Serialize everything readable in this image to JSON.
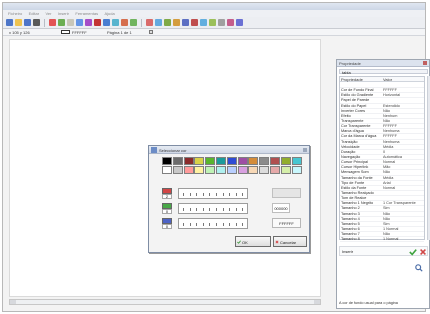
{
  "window": {
    "title": "",
    "menu": [
      "Ficheiro",
      "Editar",
      "Ver",
      "Inserir",
      "Ferramentas",
      "Ajuda"
    ]
  },
  "statusbar": {
    "coords": "x 105 y 126",
    "color_hex": "FFFFFF",
    "pages": "Página 1 de 1"
  },
  "inspector": {
    "name": "tabla",
    "header_property": "Propriedade",
    "header_value": "Valor",
    "footer_label": "Inserir",
    "description": "A cor de fundo usual para o página",
    "properties": [
      {
        "key": "",
        "value": ""
      },
      {
        "key": "Cor de Fundo Final",
        "value": "FFFFFF"
      },
      {
        "key": "Estilo do Gradiente",
        "value": "Horizontal"
      },
      {
        "key": "Papel de Parede",
        "value": ""
      },
      {
        "key": "Estilo do Papel",
        "value": "Estendido"
      },
      {
        "key": "Inverter Cores",
        "value": "Não"
      },
      {
        "key": "Efeito",
        "value": "Nenhum"
      },
      {
        "key": "Transparente",
        "value": "Não"
      },
      {
        "key": "Cor Transparente",
        "value": "FFFFFF"
      },
      {
        "key": "Marca d'água",
        "value": "Nenhuma"
      },
      {
        "key": "Cor da Marca d'água",
        "value": "FFFFFF"
      },
      {
        "key": "Transição",
        "value": "Nenhuma"
      },
      {
        "key": "Velocidade",
        "value": "Média"
      },
      {
        "key": "Duração",
        "value": "0"
      },
      {
        "key": "Navegação",
        "value": "Automática"
      },
      {
        "key": "Cursor Principal",
        "value": "Normal"
      },
      {
        "key": "Cursor Hiperlink",
        "value": "Mão"
      },
      {
        "key": "Mensagem Som",
        "value": "Não"
      },
      {
        "key": "Tamanho da Fonte",
        "value": "Média"
      },
      {
        "key": "Tipo de Fonte",
        "value": "Arial"
      },
      {
        "key": "Estilo da Fonte",
        "value": "Normal"
      },
      {
        "key": "Tamanho Realçado",
        "value": ""
      },
      {
        "key": "Tom de Realce",
        "value": ""
      },
      {
        "key": "Tamanho 1 Negrito",
        "value": "1 Cor Transparente"
      },
      {
        "key": "Tamanho 2",
        "value": "Sim"
      },
      {
        "key": "Tamanho 3",
        "value": "Não"
      },
      {
        "key": "Tamanho 4",
        "value": "Não"
      },
      {
        "key": "Tamanho 5",
        "value": "Sim"
      },
      {
        "key": "Tamanho 6",
        "value": "1 Normal"
      },
      {
        "key": "Tamanho 7",
        "value": "Não"
      },
      {
        "key": "Tamanho 8",
        "value": "1 Normal"
      }
    ]
  },
  "dialog": {
    "title": "Seleccionar cor",
    "channel_values": [
      "2",
      "0",
      "0"
    ],
    "hex_text": "FFFFFF",
    "preview_text": "000000",
    "ok_label": "OK",
    "cancel_label": "Cancelar"
  },
  "colors": {
    "red": "#d24646",
    "green": "#48a847",
    "blue": "#4d63c6",
    "palette": [
      "#000000",
      "#6b6b6b",
      "#8a2b2b",
      "#d8d148",
      "#59b52d",
      "#1b9b9b",
      "#2f4bd5",
      "#9e4ea4",
      "#d48c39",
      "#8b8b8b",
      "#b05050",
      "#91ad2d",
      "#47c6d1",
      "#ffffff",
      "#c8c8c8",
      "#ff9b9b",
      "#fff2a2",
      "#bff2b5",
      "#aff0ef",
      "#b9cfff",
      "#d8a0e0",
      "#f7d8b6",
      "#dcdcdc",
      "#e5a9a9",
      "#d5efaa",
      "#c8f7fd"
    ]
  }
}
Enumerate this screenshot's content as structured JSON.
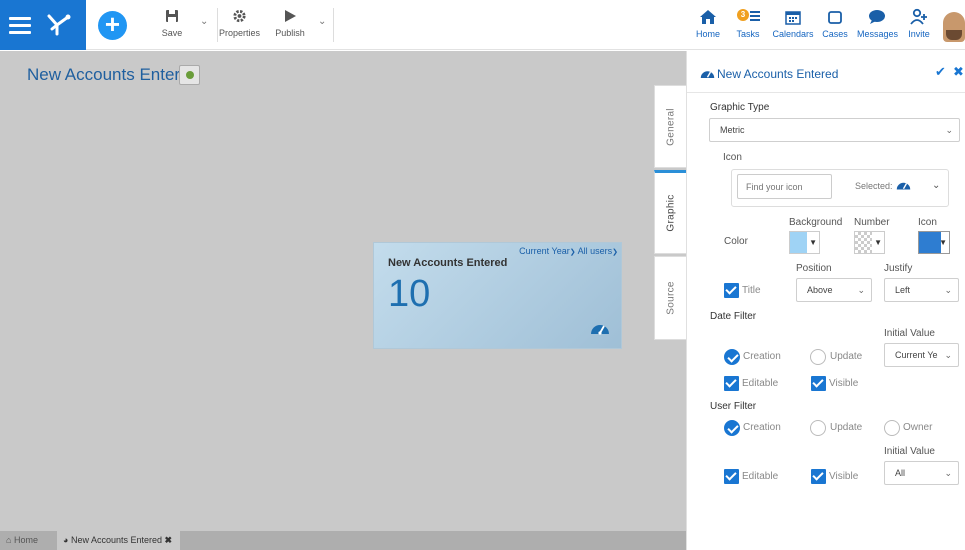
{
  "toolbar": {
    "save_label": "Save",
    "properties_label": "Properties",
    "publish_label": "Publish"
  },
  "nav": {
    "home": "Home",
    "tasks": "Tasks",
    "tasks_badge": "3",
    "calendars": "Calendars",
    "cases": "Cases",
    "messages": "Messages",
    "invite": "Invite"
  },
  "canvas": {
    "title": "New Accounts Entered"
  },
  "widget": {
    "title": "New Accounts Entered",
    "filter_date": "Current Year",
    "filter_user": "All users",
    "value": "10"
  },
  "tabs": {
    "general": "General",
    "graphic": "Graphic",
    "source": "Source"
  },
  "bottom_tabs": {
    "home": "Home",
    "document": "New Accounts Entered"
  },
  "panel": {
    "title": "New Accounts Entered",
    "graphic_type_label": "Graphic Type",
    "graphic_type_value": "Metric",
    "icon_label": "Icon",
    "icon_search_placeholder": "Find your icon",
    "icon_selected_label": "Selected:",
    "color_label": "Color",
    "background_label": "Background",
    "number_label": "Number",
    "icon_col_label": "Icon",
    "position_label": "Position",
    "justify_label": "Justify",
    "title_check_label": "Title",
    "position_value": "Above",
    "justify_value": "Left",
    "date_filter_label": "Date Filter",
    "initial_value_label": "Initial Value",
    "creation_label": "Creation",
    "update_label": "Update",
    "date_initial_value": "Current Ye",
    "editable_label": "Editable",
    "visible_label": "Visible",
    "user_filter_label": "User Filter",
    "user_creation_label": "Creation",
    "user_update_label": "Update",
    "owner_label": "Owner",
    "user_initial_value_label": "Initial Value",
    "user_initial_value": "All",
    "user_editable_label": "Editable",
    "user_visible_label": "Visible"
  },
  "colors": {
    "brand": "#1976d2",
    "background_swatch": "#9fd3f5",
    "icon_swatch": "#2e7dd1"
  }
}
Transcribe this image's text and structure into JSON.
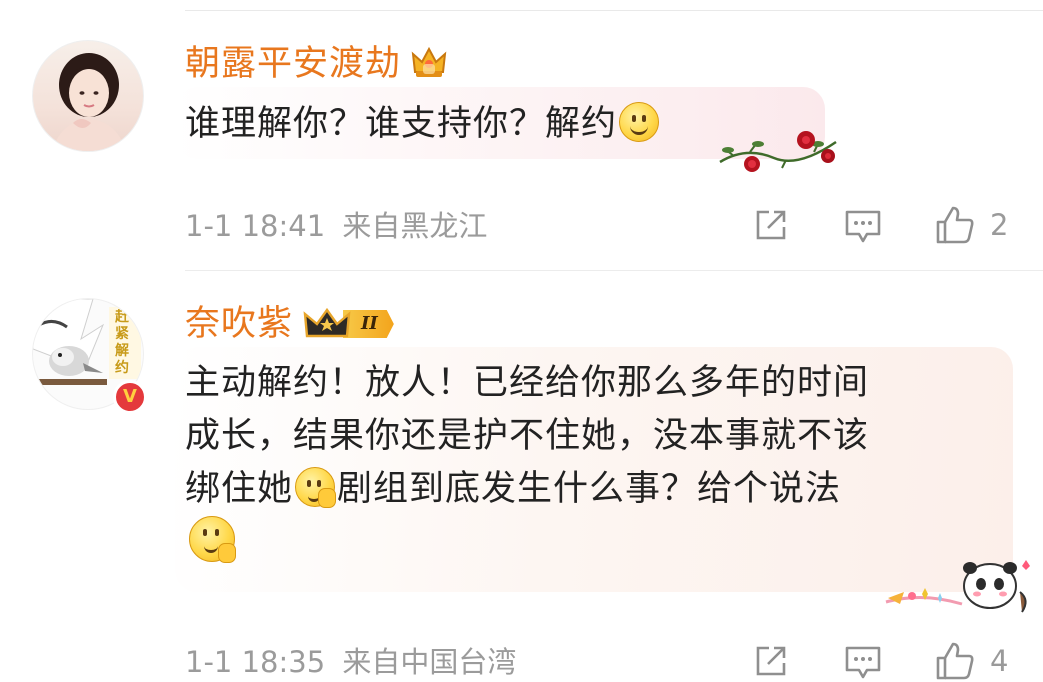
{
  "comments": [
    {
      "username": "朝露平安渡劫",
      "text": "谁理解你？谁支持你？解约",
      "time": "1-1 18:41",
      "location": "来自黑龙江",
      "likes": "2"
    },
    {
      "username": "奈吹紫",
      "level_badge": "II",
      "text_line1": "主动解约！放人！已经给你那么多年的时间",
      "text_line2": "成长，结果你还是护不住她，没本事就不该",
      "text_line3a": "绑住她",
      "text_line3b": "剧组到底发生什么事？给个说法",
      "avatar_text": "赶紧解约",
      "verified_mark": "V",
      "time": "1-1 18:35",
      "location": "来自中国台湾",
      "likes": "4"
    }
  ],
  "colors": {
    "username": "#e8771e",
    "body_text": "#222222",
    "meta": "#9b9b9b",
    "crown": "#f2a51a",
    "verified": "#e4393c"
  },
  "icons": [
    "crown-icon",
    "smile-emoji",
    "rose-vine-decoration",
    "share-icon",
    "comment-icon",
    "like-icon",
    "verified-badge",
    "panda-sticker"
  ]
}
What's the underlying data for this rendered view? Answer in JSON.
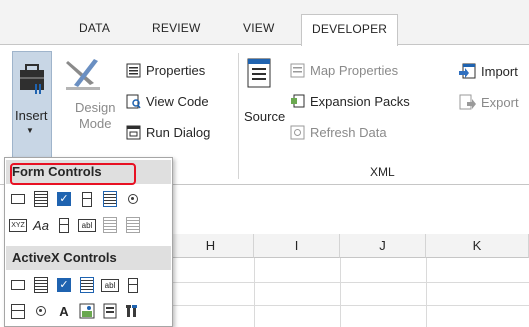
{
  "tabs": [
    {
      "label": "DATA",
      "active": false
    },
    {
      "label": "REVIEW",
      "active": false
    },
    {
      "label": "VIEW",
      "active": false
    },
    {
      "label": "DEVELOPER",
      "active": true
    }
  ],
  "ribbon": {
    "code": {
      "insert_label": "Insert",
      "design_label": "Design",
      "mode_label": "Mode",
      "properties_label": "Properties",
      "view_code_label": "View Code",
      "run_dialog_label": "Run Dialog"
    },
    "xml": {
      "group_label": "XML",
      "source_label": "Source",
      "map_properties_label": "Map Properties",
      "expansion_packs_label": "Expansion Packs",
      "refresh_data_label": "Refresh Data",
      "import_label": "Import",
      "export_label": "Export"
    }
  },
  "insert_dropdown": {
    "form_controls_header": "Form Controls",
    "activex_controls_header": "ActiveX Controls",
    "form_controls_row1": [
      "combo-box-icon",
      "list-box-icon",
      "checkbox-icon",
      "spin-button-icon",
      "list-box-icon",
      "option-button-icon"
    ],
    "form_controls_row2": [
      "group-box-icon",
      "label-icon",
      "scroll-bar-icon",
      "text-field-icon",
      "combo-list-icon",
      "combo-drop-icon"
    ],
    "activex_controls_row1": [
      "command-button-icon",
      "combo-box-icon",
      "checkbox-icon",
      "list-box-icon",
      "text-box-icon",
      "scroll-bar-icon"
    ],
    "activex_controls_row2": [
      "spin-button-icon",
      "option-button-icon",
      "label-icon",
      "image-icon",
      "toggle-button-icon",
      "more-controls-icon"
    ],
    "row2_form_text": [
      "XYZ",
      "Aa",
      "abl"
    ],
    "activex_text": [
      "abl",
      "A"
    ]
  },
  "sheet": {
    "columns": [
      "H",
      "I",
      "J",
      "K"
    ]
  },
  "colors": {
    "accent": "#1f63b0",
    "highlight_border": "#e81123",
    "insert_selected_bg": "#c8d6e5"
  }
}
○ ○ ○ ○ ○
Task requirements: Extract every line from the records above that contains the word "Editable".

Exercise solution:
    "editable_label": "Editable",
    "user_editable_label": "Editable",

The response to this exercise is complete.